> **Exercise details**: Identify each line below that contains the word "Futsal", and copy it out.

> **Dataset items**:
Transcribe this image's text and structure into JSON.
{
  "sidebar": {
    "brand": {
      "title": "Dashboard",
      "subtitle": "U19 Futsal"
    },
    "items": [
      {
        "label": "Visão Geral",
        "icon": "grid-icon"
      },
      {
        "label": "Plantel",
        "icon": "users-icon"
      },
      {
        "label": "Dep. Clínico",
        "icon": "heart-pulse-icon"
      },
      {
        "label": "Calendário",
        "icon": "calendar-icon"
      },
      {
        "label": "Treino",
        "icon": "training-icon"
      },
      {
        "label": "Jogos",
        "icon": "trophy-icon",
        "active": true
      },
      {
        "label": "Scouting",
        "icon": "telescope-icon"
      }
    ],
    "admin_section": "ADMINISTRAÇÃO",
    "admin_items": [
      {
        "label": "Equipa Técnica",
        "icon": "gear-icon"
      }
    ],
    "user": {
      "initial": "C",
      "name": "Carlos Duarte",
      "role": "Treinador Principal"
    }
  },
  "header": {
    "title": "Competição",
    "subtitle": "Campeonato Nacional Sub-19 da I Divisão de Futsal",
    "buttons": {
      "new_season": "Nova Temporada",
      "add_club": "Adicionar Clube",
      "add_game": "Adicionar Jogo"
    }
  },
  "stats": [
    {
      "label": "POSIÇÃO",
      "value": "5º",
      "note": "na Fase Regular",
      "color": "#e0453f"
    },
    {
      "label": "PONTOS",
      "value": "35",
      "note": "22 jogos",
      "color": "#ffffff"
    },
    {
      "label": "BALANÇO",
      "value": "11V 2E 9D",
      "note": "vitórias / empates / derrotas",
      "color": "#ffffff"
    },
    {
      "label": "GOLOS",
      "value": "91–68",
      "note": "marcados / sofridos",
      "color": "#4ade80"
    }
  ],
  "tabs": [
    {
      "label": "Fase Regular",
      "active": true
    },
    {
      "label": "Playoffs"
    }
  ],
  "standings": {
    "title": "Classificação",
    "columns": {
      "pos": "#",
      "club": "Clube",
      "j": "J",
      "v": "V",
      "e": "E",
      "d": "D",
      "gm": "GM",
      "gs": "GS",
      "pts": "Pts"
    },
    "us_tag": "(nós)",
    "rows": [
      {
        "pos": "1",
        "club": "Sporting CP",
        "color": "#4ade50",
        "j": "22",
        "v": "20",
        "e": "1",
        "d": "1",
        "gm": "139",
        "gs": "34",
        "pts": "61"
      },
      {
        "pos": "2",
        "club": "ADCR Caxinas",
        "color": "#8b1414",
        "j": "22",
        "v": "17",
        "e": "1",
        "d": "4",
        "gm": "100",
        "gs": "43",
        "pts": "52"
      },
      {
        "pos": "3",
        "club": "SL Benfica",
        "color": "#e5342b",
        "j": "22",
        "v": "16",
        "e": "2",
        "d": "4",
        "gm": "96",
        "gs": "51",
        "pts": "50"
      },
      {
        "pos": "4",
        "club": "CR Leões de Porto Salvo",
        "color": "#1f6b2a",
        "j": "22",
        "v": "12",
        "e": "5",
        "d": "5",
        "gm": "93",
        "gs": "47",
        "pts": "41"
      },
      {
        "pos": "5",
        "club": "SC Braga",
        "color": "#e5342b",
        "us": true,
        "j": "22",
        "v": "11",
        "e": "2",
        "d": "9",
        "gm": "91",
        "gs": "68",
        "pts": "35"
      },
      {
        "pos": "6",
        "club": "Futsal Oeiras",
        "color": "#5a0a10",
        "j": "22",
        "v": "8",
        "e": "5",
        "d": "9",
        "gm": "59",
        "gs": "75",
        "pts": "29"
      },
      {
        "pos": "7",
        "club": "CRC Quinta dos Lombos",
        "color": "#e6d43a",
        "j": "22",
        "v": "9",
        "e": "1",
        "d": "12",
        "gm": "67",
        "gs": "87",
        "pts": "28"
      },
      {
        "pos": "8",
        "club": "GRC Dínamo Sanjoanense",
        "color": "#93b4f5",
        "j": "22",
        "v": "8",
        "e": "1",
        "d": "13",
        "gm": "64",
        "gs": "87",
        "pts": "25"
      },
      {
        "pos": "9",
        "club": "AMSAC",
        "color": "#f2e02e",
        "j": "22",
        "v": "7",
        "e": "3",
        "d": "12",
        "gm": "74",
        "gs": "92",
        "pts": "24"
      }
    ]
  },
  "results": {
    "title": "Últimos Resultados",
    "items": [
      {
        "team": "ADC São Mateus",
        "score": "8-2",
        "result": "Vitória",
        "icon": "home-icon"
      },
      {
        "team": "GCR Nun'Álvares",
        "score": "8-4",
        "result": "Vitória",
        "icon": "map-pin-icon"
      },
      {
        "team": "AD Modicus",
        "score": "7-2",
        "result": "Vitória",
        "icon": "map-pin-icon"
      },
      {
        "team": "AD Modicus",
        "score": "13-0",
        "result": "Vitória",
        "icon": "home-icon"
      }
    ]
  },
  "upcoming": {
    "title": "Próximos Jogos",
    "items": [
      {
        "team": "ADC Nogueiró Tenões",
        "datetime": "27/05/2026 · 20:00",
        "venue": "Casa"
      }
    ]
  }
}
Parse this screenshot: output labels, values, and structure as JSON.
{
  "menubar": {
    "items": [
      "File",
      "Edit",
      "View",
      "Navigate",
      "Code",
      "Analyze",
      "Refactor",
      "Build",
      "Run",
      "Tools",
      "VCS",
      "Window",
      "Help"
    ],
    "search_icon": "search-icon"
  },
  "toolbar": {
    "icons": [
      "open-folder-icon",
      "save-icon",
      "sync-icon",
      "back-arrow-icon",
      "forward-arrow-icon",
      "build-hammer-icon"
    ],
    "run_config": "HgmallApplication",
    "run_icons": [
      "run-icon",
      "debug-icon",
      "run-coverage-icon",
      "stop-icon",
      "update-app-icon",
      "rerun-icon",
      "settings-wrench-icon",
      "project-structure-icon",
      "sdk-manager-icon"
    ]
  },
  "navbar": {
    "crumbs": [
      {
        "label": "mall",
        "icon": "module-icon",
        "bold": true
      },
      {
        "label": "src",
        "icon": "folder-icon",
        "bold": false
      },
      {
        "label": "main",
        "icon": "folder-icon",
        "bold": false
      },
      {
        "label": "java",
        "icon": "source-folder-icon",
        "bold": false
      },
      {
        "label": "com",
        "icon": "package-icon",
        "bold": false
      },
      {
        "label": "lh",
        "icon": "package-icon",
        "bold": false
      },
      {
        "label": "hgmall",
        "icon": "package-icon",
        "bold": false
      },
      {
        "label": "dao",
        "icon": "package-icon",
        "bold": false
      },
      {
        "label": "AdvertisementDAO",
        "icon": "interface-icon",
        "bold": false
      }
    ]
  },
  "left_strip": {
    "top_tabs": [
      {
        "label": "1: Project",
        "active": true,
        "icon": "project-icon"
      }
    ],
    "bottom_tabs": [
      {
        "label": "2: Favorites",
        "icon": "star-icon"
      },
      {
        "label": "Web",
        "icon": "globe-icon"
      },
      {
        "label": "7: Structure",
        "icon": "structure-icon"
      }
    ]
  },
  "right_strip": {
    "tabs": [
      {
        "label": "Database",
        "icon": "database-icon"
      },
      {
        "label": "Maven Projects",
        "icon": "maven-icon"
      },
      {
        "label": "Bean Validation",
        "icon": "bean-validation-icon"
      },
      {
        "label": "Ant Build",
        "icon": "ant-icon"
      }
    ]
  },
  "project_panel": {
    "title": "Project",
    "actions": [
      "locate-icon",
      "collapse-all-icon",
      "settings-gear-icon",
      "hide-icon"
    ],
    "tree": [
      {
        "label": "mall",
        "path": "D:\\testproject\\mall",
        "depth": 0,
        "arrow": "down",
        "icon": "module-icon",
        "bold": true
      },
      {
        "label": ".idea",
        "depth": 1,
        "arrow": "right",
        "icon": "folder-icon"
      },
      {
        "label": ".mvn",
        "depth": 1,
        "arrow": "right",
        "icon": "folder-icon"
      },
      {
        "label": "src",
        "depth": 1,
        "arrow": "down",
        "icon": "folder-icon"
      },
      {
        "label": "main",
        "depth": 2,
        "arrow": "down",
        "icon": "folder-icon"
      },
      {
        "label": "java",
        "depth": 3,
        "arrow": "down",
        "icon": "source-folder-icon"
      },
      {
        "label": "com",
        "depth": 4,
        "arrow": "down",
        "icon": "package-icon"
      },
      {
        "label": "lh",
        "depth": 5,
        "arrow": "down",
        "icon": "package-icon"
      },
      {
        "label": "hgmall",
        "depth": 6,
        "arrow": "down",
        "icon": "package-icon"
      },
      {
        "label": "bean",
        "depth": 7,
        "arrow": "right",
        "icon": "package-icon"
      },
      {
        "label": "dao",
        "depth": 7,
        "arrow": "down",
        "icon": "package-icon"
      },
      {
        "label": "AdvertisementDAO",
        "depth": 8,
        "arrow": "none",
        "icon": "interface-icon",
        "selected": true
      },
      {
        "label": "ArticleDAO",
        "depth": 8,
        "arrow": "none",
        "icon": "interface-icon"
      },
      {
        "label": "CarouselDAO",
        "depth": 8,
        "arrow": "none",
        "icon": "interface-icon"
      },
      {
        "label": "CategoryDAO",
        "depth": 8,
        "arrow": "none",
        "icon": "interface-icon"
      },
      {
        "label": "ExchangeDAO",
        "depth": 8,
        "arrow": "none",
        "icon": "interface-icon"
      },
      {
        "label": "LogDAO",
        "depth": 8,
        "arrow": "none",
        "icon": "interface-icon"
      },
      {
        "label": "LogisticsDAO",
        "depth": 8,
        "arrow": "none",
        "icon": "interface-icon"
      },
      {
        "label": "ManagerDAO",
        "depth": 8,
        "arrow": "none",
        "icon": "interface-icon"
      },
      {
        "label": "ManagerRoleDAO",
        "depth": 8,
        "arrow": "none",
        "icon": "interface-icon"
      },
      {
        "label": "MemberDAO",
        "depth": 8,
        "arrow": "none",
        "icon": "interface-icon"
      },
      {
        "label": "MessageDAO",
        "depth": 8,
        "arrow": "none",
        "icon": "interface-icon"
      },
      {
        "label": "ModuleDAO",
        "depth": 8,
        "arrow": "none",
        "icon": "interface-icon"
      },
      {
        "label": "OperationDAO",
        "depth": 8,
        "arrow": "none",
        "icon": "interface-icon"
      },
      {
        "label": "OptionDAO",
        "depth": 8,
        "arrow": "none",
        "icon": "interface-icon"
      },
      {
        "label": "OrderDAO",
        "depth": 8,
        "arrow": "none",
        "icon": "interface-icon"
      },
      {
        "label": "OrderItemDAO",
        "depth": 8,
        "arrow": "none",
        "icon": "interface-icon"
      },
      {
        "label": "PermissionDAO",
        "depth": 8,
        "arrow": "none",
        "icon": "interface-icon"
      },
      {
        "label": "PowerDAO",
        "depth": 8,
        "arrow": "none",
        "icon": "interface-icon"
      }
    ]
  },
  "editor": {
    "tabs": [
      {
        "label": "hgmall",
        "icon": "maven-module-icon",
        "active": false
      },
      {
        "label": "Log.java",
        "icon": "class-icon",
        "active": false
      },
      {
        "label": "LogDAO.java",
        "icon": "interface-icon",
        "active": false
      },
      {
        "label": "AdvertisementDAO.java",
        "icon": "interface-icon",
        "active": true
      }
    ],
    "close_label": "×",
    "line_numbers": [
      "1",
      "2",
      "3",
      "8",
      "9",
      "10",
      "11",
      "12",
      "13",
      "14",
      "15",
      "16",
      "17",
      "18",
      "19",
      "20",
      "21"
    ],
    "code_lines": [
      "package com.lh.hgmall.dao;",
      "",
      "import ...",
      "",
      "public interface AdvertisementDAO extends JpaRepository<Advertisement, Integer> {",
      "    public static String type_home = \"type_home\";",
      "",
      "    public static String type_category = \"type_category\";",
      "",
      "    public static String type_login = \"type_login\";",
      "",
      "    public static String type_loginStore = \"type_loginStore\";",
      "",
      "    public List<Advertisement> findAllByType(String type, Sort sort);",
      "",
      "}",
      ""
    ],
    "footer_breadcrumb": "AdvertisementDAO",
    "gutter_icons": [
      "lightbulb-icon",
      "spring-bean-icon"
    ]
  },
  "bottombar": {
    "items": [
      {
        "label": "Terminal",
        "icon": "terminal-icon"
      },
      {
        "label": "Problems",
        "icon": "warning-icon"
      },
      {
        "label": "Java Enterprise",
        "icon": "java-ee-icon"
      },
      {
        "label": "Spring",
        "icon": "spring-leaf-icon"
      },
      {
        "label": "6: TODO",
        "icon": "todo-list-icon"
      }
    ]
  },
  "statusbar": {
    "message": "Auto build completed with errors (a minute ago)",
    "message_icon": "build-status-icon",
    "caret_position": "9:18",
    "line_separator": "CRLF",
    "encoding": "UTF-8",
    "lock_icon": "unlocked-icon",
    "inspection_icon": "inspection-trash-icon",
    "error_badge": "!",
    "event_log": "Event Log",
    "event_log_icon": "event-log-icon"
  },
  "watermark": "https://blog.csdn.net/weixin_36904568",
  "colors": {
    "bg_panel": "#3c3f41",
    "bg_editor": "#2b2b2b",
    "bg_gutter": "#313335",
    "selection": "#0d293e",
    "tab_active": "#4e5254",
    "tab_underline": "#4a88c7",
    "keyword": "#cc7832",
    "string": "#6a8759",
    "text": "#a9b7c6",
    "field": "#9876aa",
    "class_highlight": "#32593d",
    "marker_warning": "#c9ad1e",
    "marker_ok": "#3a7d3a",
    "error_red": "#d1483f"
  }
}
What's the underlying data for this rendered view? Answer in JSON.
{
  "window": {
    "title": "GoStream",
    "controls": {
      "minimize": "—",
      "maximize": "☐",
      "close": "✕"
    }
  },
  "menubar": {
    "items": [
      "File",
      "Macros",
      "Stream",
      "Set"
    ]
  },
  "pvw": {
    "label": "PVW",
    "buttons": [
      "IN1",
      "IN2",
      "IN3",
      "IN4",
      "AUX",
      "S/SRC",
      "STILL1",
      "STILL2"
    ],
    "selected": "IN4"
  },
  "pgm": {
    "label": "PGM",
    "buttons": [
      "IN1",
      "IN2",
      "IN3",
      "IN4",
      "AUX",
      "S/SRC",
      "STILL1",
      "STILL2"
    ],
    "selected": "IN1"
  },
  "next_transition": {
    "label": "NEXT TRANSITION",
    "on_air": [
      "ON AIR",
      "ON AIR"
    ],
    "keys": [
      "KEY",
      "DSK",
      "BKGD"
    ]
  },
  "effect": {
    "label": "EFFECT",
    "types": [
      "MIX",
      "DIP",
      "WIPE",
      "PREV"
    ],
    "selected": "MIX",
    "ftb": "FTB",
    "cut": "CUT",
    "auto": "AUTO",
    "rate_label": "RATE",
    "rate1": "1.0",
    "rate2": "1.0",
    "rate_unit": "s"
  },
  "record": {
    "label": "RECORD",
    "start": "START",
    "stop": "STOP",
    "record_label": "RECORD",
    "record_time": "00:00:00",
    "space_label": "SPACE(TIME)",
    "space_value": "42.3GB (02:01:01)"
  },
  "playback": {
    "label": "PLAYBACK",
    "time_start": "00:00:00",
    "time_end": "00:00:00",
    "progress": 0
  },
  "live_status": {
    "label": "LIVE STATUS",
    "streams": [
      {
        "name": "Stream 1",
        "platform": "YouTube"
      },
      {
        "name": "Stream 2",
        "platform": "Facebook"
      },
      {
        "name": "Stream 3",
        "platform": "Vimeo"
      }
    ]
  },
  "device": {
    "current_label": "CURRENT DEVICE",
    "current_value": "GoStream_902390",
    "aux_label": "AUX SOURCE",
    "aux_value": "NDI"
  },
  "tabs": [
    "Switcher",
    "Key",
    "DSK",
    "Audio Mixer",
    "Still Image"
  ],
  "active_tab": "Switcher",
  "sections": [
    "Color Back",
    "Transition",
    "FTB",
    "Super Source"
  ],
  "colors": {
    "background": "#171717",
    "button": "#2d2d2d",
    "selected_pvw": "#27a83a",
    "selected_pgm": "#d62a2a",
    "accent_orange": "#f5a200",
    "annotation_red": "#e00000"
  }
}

> **Complete output**:
      "subtitle": "U19 Futsal"
    "subtitle": "Campeonato Nacional Sub-19 da I Divisão de Futsal",
        "club": "Futsal Oeiras",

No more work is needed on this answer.